Task instructions: Repeat the entire listing exactly as written.

>> start Listed records

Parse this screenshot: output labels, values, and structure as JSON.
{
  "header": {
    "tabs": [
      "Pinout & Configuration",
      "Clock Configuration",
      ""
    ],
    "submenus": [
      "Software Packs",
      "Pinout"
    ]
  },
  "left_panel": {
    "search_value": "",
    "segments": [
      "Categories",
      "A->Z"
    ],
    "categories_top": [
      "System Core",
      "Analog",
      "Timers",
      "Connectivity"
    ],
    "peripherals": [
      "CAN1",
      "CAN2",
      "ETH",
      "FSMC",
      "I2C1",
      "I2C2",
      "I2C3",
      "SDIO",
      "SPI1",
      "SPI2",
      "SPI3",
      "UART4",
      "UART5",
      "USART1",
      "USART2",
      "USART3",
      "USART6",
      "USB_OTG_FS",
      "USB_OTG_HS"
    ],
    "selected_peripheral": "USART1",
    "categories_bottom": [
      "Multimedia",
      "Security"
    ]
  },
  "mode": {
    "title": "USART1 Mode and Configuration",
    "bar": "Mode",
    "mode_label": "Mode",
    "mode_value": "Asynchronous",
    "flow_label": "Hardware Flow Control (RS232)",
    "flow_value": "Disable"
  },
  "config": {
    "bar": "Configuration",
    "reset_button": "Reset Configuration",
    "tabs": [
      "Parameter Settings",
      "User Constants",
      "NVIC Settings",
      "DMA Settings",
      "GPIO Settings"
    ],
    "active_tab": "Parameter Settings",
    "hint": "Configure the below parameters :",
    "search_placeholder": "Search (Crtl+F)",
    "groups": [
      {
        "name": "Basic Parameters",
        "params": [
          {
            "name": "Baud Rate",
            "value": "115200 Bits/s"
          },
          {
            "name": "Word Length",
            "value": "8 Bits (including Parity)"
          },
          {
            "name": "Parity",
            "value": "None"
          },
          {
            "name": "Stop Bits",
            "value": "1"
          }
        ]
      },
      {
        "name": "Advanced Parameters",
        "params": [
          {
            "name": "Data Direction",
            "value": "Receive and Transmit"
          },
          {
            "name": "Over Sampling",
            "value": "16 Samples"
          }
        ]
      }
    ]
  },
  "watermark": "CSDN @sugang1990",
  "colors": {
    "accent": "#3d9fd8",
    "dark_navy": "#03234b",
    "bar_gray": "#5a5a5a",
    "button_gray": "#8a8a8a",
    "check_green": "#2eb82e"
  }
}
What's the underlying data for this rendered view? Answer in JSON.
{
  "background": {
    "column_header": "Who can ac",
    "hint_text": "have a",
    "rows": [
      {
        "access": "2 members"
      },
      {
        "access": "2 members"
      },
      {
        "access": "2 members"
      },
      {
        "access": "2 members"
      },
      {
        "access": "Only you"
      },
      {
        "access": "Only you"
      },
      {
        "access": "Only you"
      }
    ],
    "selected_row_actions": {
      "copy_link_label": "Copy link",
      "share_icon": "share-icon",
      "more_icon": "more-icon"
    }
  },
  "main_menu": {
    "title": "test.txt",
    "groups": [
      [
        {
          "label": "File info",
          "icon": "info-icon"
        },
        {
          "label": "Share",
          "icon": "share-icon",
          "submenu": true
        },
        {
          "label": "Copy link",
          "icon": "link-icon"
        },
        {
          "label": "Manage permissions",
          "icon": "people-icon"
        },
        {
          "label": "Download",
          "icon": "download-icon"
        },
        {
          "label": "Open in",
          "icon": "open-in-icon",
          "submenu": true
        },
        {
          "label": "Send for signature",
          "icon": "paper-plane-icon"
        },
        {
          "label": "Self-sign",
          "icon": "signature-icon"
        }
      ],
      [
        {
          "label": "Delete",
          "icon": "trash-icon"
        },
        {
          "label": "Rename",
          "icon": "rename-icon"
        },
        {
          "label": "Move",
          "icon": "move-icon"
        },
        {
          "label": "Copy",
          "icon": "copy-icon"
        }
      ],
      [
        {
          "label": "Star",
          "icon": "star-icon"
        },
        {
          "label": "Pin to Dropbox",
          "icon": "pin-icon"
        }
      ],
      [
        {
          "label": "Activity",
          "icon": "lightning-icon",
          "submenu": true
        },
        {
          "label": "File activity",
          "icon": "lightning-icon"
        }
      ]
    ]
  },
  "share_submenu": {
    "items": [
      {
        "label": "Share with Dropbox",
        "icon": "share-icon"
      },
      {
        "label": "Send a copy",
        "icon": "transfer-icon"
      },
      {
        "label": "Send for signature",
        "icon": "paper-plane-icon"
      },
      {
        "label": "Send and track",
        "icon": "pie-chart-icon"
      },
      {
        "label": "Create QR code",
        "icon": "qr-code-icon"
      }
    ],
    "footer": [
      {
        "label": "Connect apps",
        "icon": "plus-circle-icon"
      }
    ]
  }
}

>> end Listed records

Solution to the exercise:
Parse this screenshot: output labels, values, and structure as JSON.
{
  "header": {
    "tabs": [
      "Pinout & Configuration",
      "Clock Configuration",
      ""
    ],
    "submenus": [
      "Software Packs",
      "Pinout"
    ]
  },
  "left_panel": {
    "search_value": "",
    "segments": [
      "Categories",
      "A->Z"
    ],
    "categories_top": [
      "System Core",
      "Analog",
      "Timers",
      "Connectivity"
    ],
    "peripherals": [
      "CAN1",
      "CAN2",
      "ETH",
      "FSMC",
      "I2C1",
      "I2C2",
      "I2C3",
      "SDIO",
      "SPI1",
      "SPI2",
      "SPI3",
      "UART4",
      "UART5",
      "USART1",
      "USART2",
      "USART3",
      "USART6",
      "USB_OTG_FS",
      "USB_OTG_HS"
    ],
    "selected_peripheral": "USART1",
    "categories_bottom": [
      "Multimedia",
      "Security"
    ]
  },
  "mode": {
    "title": "USART1 Mode and Configuration",
    "bar": "Mode",
    "mode_label": "Mode",
    "mode_value": "Asynchronous",
    "flow_label": "Hardware Flow Control (RS232)",
    "flow_value": "Disable"
  },
  "config": {
    "bar": "Configuration",
    "reset_button": "Reset Configuration",
    "tabs": [
      "Parameter Settings",
      "User Constants",
      "NVIC Settings",
      "DMA Settings",
      "GPIO Settings"
    ],
    "active_tab": "Parameter Settings",
    "hint": "Configure the below parameters :",
    "search_placeholder": "Search (Crtl+F)",
    "groups": [
      {
        "name": "Basic Parameters",
        "params": [
          {
            "name": "Baud Rate",
            "value": "115200 Bits/s"
          },
          {
            "name": "Word Length",
            "value": "8 Bits (including Parity)"
          },
          {
            "name": "Parity",
            "value": "None"
          },
          {
            "name": "Stop Bits",
            "value": "1"
          }
        ]
      },
      {
        "name": "Advanced Parameters",
        "params": [
          {
            "name": "Data Direction",
            "value": "Receive and Transmit"
          },
          {
            "name": "Over Sampling",
            "value": "16 Samples"
          }
        ]
      }
    ]
  },
  "watermark": "CSDN @sugang1990",
  "colors": {
    "accent": "#3d9fd8",
    "dark_navy": "#03234b",
    "bar_gray": "#5a5a5a",
    "button_gray": "#8a8a8a",
    "check_green": "#2eb82e"
  }
}
What's the underlying data for this rendered view? Answer in JSON.
{
  "background": {
    "column_header": "Who can ac",
    "hint_text": "have a",
    "rows": [
      {
        "access": "2 members"
      },
      {
        "access": "2 members"
      },
      {
        "access": "2 members"
      },
      {
        "access": "2 members"
      },
      {
        "access": "Only you"
      },
      {
        "access": "Only you"
      },
      {
        "access": "Only you"
      }
    ],
    "selected_row_actions": {
      "copy_link_label": "Copy link",
      "share_icon": "share-icon",
      "more_icon": "more-icon"
    }
  },
  "main_menu": {
    "title": "test.txt",
    "groups": [
      [
        {
          "label": "File info",
          "icon": "info-icon"
        },
        {
          "label": "Share",
          "icon": "share-icon",
          "submenu": true
        },
        {
          "label": "Copy link",
          "icon": "link-icon"
        },
        {
          "label": "Manage permissions",
          "icon": "people-icon"
        },
        {
          "label": "Download",
          "icon": "download-icon"
        },
        {
          "label": "Open in",
          "icon": "open-in-icon",
          "submenu": true
        },
        {
          "label": "Send for signature",
          "icon": "paper-plane-icon"
        },
        {
          "label": "Self-sign",
          "icon": "signature-icon"
        }
      ],
      [
        {
          "label": "Delete",
          "icon": "trash-icon"
        },
        {
          "label": "Rename",
          "icon": "rename-icon"
        },
        {
          "label": "Move",
          "icon": "move-icon"
        },
        {
          "label": "Copy",
          "icon": "copy-icon"
        }
      ],
      [
        {
          "label": "Star",
          "icon": "star-icon"
        },
        {
          "label": "Pin to Dropbox",
          "icon": "pin-icon"
        }
      ],
      [
        {
          "label": "Activity",
          "icon": "lightning-icon",
          "submenu": true
        },
        {
          "label": "File activity",
          "icon": "lightning-icon"
        }
      ]
    ]
  },
  "share_submenu": {
    "items": [
      {
        "label": "Share with Dropbox",
        "icon": "share-icon"
      },
      {
        "label": "Send a copy",
        "icon": "transfer-icon"
      },
      {
        "label": "Send for signature",
        "icon": "paper-plane-icon"
      },
      {
        "label": "Send and track",
        "icon": "pie-chart-icon"
      },
      {
        "label": "Create QR code",
        "icon": "qr-code-icon"
      }
    ],
    "footer": [
      {
        "label": "Connect apps",
        "icon": "plus-circle-icon"
      }
    ]
  }
}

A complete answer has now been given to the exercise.